-- start Materials provided --

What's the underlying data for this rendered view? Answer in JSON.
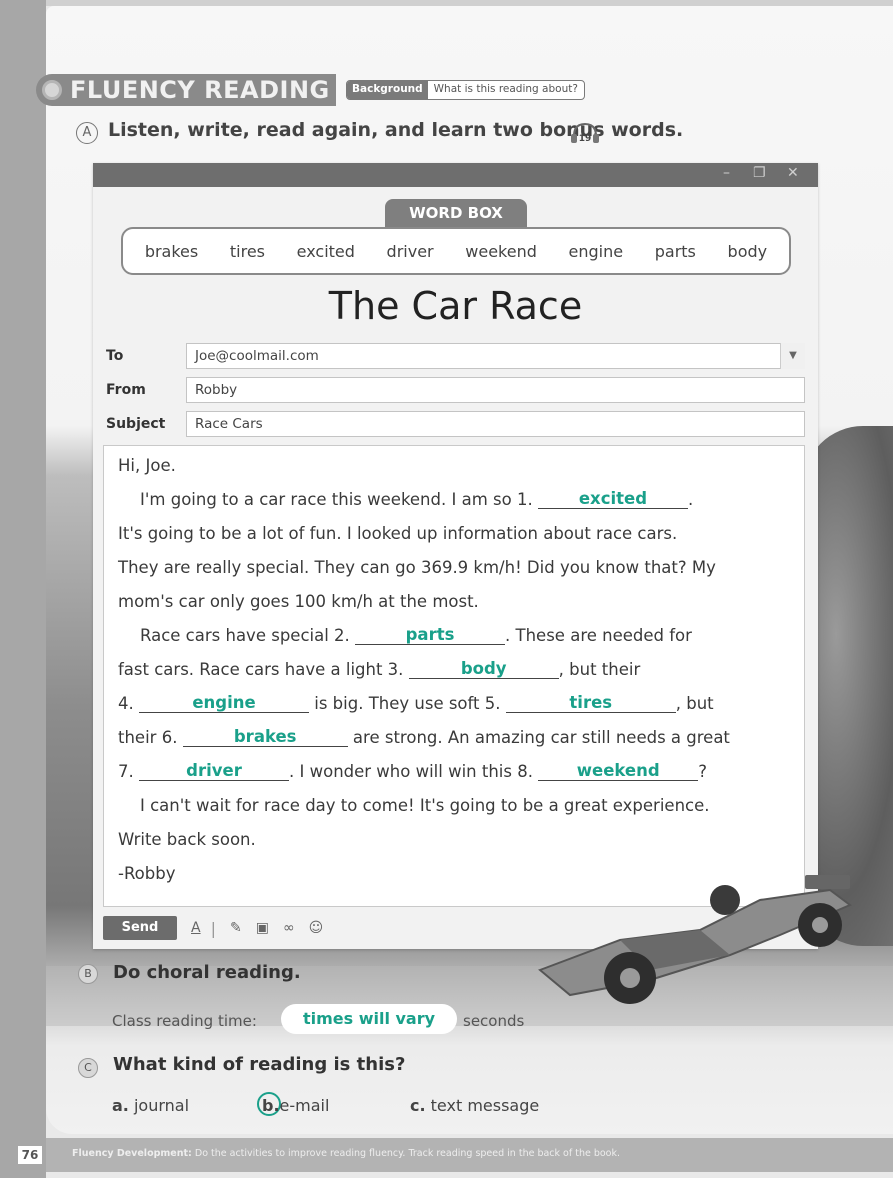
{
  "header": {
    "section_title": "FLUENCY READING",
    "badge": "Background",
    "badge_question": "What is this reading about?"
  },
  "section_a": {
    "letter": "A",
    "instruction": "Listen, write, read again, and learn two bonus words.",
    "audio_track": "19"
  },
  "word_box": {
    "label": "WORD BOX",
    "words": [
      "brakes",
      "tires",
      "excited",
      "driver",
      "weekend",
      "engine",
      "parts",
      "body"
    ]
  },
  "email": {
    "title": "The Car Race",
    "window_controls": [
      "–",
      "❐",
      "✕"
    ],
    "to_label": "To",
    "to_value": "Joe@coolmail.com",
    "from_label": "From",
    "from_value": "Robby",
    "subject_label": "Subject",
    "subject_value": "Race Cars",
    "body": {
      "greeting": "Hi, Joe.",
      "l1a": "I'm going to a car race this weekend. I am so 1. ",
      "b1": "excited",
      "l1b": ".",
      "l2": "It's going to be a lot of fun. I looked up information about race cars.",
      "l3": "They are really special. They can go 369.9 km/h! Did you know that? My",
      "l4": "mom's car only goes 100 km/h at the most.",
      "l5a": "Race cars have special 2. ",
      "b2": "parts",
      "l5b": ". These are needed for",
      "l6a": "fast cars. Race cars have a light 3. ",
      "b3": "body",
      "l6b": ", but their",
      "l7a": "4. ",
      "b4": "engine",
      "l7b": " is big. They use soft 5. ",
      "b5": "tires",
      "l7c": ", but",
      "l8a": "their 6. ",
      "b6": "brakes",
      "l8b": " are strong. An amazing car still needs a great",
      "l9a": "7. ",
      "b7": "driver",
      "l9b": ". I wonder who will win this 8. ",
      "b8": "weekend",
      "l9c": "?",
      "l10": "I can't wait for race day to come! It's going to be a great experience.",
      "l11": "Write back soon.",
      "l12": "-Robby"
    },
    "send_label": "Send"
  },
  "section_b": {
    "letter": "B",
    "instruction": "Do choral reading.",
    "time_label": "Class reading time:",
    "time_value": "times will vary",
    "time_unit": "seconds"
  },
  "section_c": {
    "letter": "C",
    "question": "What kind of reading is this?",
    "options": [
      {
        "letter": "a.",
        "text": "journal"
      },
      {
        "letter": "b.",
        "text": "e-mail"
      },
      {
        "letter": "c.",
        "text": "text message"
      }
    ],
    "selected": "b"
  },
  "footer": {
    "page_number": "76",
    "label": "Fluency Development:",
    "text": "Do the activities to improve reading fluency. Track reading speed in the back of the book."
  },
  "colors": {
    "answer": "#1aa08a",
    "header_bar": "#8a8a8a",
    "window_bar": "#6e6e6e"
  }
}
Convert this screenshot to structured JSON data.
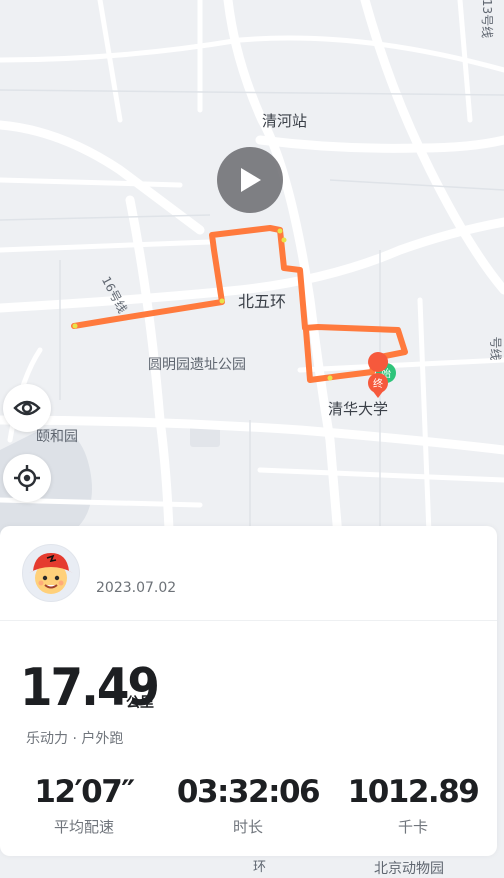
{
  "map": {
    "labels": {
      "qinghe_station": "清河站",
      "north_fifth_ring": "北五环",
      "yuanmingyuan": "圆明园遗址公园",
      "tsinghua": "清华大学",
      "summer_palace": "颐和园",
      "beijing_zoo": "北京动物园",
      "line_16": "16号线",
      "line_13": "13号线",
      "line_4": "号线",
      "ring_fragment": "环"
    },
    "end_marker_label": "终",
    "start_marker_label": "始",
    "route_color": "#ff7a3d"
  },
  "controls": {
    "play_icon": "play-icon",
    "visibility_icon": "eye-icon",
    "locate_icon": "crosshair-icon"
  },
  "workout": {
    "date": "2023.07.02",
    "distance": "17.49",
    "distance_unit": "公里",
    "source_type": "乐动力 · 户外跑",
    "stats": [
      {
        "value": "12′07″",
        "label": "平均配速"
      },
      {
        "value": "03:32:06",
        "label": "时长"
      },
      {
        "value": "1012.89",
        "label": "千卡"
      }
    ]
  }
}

-- end Materials provided --

[Exercise directions] Omit any images, then output the listing exactly.

[Answer in full]
What's the underlying data for this rendered view? Answer in JSON.
{
  "header": {
    "section_title": "FLUENCY READING",
    "badge": "Background",
    "badge_question": "What is this reading about?"
  },
  "section_a": {
    "letter": "A",
    "instruction": "Listen, write, read again, and learn two bonus words.",
    "audio_track": "19"
  },
  "word_box": {
    "label": "WORD BOX",
    "words": [
      "brakes",
      "tires",
      "excited",
      "driver",
      "weekend",
      "engine",
      "parts",
      "body"
    ]
  },
  "email": {
    "title": "The Car Race",
    "window_controls": [
      "–",
      "❐",
      "✕"
    ],
    "to_label": "To",
    "to_value": "Joe@coolmail.com",
    "from_label": "From",
    "from_value": "Robby",
    "subject_label": "Subject",
    "subject_value": "Race Cars",
    "body": {
      "greeting": "Hi, Joe.",
      "l1a": "I'm going to a car race this weekend. I am so 1. ",
      "b1": "excited",
      "l1b": ".",
      "l2": "It's going to be a lot of fun. I looked up information about race cars.",
      "l3": "They are really special. They can go 369.9 km/h! Did you know that? My",
      "l4": "mom's car only goes 100 km/h at the most.",
      "l5a": "Race cars have special 2. ",
      "b2": "parts",
      "l5b": ". These are needed for",
      "l6a": "fast cars. Race cars have a light 3. ",
      "b3": "body",
      "l6b": ", but their",
      "l7a": "4. ",
      "b4": "engine",
      "l7b": " is big. They use soft 5. ",
      "b5": "tires",
      "l7c": ", but",
      "l8a": "their 6. ",
      "b6": "brakes",
      "l8b": " are strong. An amazing car still needs a great",
      "l9a": "7. ",
      "b7": "driver",
      "l9b": ". I wonder who will win this 8. ",
      "b8": "weekend",
      "l9c": "?",
      "l10": "I can't wait for race day to come! It's going to be a great experience.",
      "l11": "Write back soon.",
      "l12": "-Robby"
    },
    "send_label": "Send"
  },
  "section_b": {
    "letter": "B",
    "instruction": "Do choral reading.",
    "time_label": "Class reading time:",
    "time_value": "times will vary",
    "time_unit": "seconds"
  },
  "section_c": {
    "letter": "C",
    "question": "What kind of reading is this?",
    "options": [
      {
        "letter": "a.",
        "text": "journal"
      },
      {
        "letter": "b.",
        "text": "e-mail"
      },
      {
        "letter": "c.",
        "text": "text message"
      }
    ],
    "selected": "b"
  },
  "footer": {
    "page_number": "76",
    "label": "Fluency Development:",
    "text": "Do the activities to improve reading fluency. Track reading speed in the back of the book."
  },
  "colors": {
    "answer": "#1aa08a",
    "header_bar": "#8a8a8a",
    "window_bar": "#6e6e6e"
  }
}
Convert this screenshot to structured JSON data.
{
  "map": {
    "labels": {
      "qinghe_station": "清河站",
      "north_fifth_ring": "北五环",
      "yuanmingyuan": "圆明园遗址公园",
      "tsinghua": "清华大学",
      "summer_palace": "颐和园",
      "beijing_zoo": "北京动物园",
      "line_16": "16号线",
      "line_13": "13号线",
      "line_4": "号线",
      "ring_fragment": "环"
    },
    "end_marker_label": "终",
    "start_marker_label": "始",
    "route_color": "#ff7a3d"
  },
  "controls": {
    "play_icon": "play-icon",
    "visibility_icon": "eye-icon",
    "locate_icon": "crosshair-icon"
  },
  "workout": {
    "date": "2023.07.02",
    "distance": "17.49",
    "distance_unit": "公里",
    "source_type": "乐动力 · 户外跑",
    "stats": [
      {
        "value": "12′07″",
        "label": "平均配速"
      },
      {
        "value": "03:32:06",
        "label": "时长"
      },
      {
        "value": "1012.89",
        "label": "千卡"
      }
    ]
  }
}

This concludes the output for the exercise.